WORK INSTRUCTIONS —
Pictures in the data below are not part of the copy; transcribe everything else exactly.

SUPPLIED MATERIAL —
__________

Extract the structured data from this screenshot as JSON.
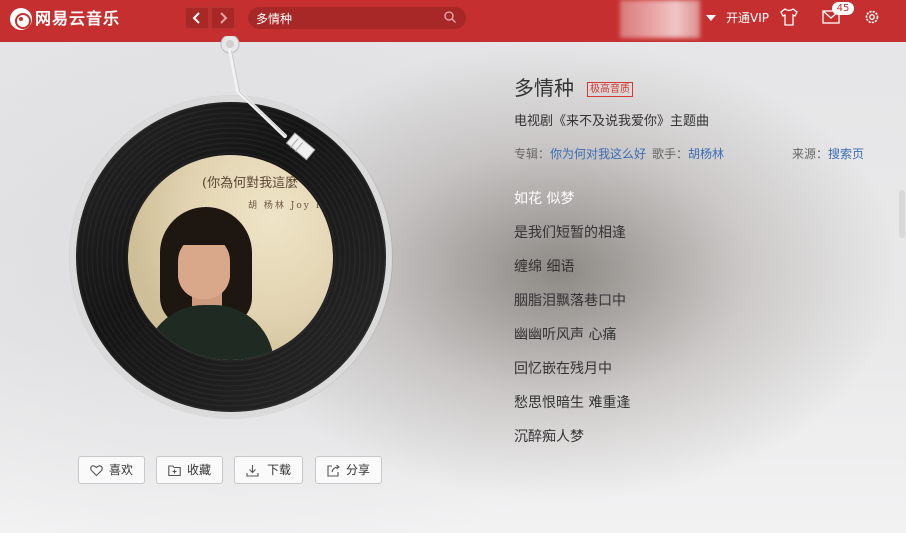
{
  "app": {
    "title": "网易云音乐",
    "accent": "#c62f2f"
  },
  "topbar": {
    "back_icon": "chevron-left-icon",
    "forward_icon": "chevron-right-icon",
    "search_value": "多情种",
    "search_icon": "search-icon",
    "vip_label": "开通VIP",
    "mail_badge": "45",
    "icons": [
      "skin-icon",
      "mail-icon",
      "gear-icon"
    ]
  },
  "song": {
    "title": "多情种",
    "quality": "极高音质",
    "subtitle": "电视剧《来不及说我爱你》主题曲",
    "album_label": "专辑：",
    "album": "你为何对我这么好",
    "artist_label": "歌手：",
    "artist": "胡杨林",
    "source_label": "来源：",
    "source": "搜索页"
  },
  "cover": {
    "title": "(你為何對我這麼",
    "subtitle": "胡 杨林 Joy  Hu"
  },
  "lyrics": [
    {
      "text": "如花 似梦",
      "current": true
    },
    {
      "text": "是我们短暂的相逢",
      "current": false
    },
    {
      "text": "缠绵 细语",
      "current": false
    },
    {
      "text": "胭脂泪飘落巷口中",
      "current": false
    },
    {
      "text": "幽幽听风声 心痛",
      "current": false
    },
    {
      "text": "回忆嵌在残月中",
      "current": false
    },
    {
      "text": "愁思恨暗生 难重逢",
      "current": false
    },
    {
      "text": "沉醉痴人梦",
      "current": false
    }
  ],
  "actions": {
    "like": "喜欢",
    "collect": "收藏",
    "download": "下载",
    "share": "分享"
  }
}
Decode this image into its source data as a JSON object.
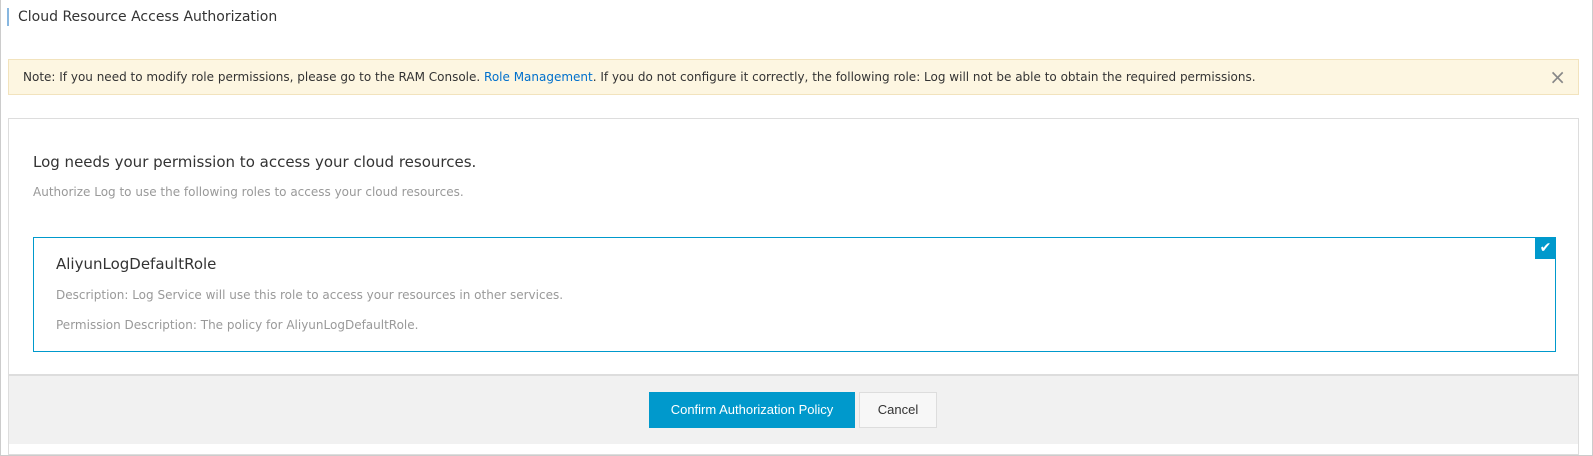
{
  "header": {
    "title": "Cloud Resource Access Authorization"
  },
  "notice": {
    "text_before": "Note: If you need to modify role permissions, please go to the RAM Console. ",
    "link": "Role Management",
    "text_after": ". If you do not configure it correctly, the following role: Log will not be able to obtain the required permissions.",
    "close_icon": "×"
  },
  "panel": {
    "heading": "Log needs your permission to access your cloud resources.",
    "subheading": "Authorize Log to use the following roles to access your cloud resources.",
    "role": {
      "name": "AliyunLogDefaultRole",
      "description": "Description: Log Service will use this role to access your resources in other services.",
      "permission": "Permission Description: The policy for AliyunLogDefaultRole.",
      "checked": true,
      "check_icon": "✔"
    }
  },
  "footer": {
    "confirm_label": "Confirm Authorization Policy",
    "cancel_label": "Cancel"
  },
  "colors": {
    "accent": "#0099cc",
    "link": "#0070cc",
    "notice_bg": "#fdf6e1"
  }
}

__________

RESULT FOR THIS EXERCISE —
Extract the structured data from this screenshot as JSON.
{
  "app": {
    "title": "网易云音乐",
    "accent": "#c62f2f"
  },
  "topbar": {
    "back_icon": "chevron-left-icon",
    "forward_icon": "chevron-right-icon",
    "search_value": "多情种",
    "search_icon": "search-icon",
    "vip_label": "开通VIP",
    "mail_badge": "45",
    "icons": [
      "skin-icon",
      "mail-icon",
      "gear-icon"
    ]
  },
  "song": {
    "title": "多情种",
    "quality": "极高音质",
    "subtitle": "电视剧《来不及说我爱你》主题曲",
    "album_label": "专辑：",
    "album": "你为何对我这么好",
    "artist_label": "歌手：",
    "artist": "胡杨林",
    "source_label": "来源：",
    "source": "搜索页"
  },
  "cover": {
    "title": "(你為何對我這麼",
    "subtitle": "胡 杨林 Joy  Hu"
  },
  "lyrics": [
    {
      "text": "如花 似梦",
      "current": true
    },
    {
      "text": "是我们短暂的相逢",
      "current": false
    },
    {
      "text": "缠绵 细语",
      "current": false
    },
    {
      "text": "胭脂泪飘落巷口中",
      "current": false
    },
    {
      "text": "幽幽听风声 心痛",
      "current": false
    },
    {
      "text": "回忆嵌在残月中",
      "current": false
    },
    {
      "text": "愁思恨暗生 难重逢",
      "current": false
    },
    {
      "text": "沉醉痴人梦",
      "current": false
    }
  ],
  "actions": {
    "like": "喜欢",
    "collect": "收藏",
    "download": "下载",
    "share": "分享"
  }
}
Decode this image into its source data as a JSON object.
{
  "header": {
    "title": "Cloud Resource Access Authorization"
  },
  "notice": {
    "text_before": "Note: If you need to modify role permissions, please go to the RAM Console. ",
    "link": "Role Management",
    "text_after": ". If you do not configure it correctly, the following role: Log will not be able to obtain the required permissions.",
    "close_icon": "×"
  },
  "panel": {
    "heading": "Log needs your permission to access your cloud resources.",
    "subheading": "Authorize Log to use the following roles to access your cloud resources.",
    "role": {
      "name": "AliyunLogDefaultRole",
      "description": "Description: Log Service will use this role to access your resources in other services.",
      "permission": "Permission Description: The policy for AliyunLogDefaultRole.",
      "checked": true,
      "check_icon": "✔"
    }
  },
  "footer": {
    "confirm_label": "Confirm Authorization Policy",
    "cancel_label": "Cancel"
  },
  "colors": {
    "accent": "#0099cc",
    "link": "#0070cc",
    "notice_bg": "#fdf6e1"
  }
}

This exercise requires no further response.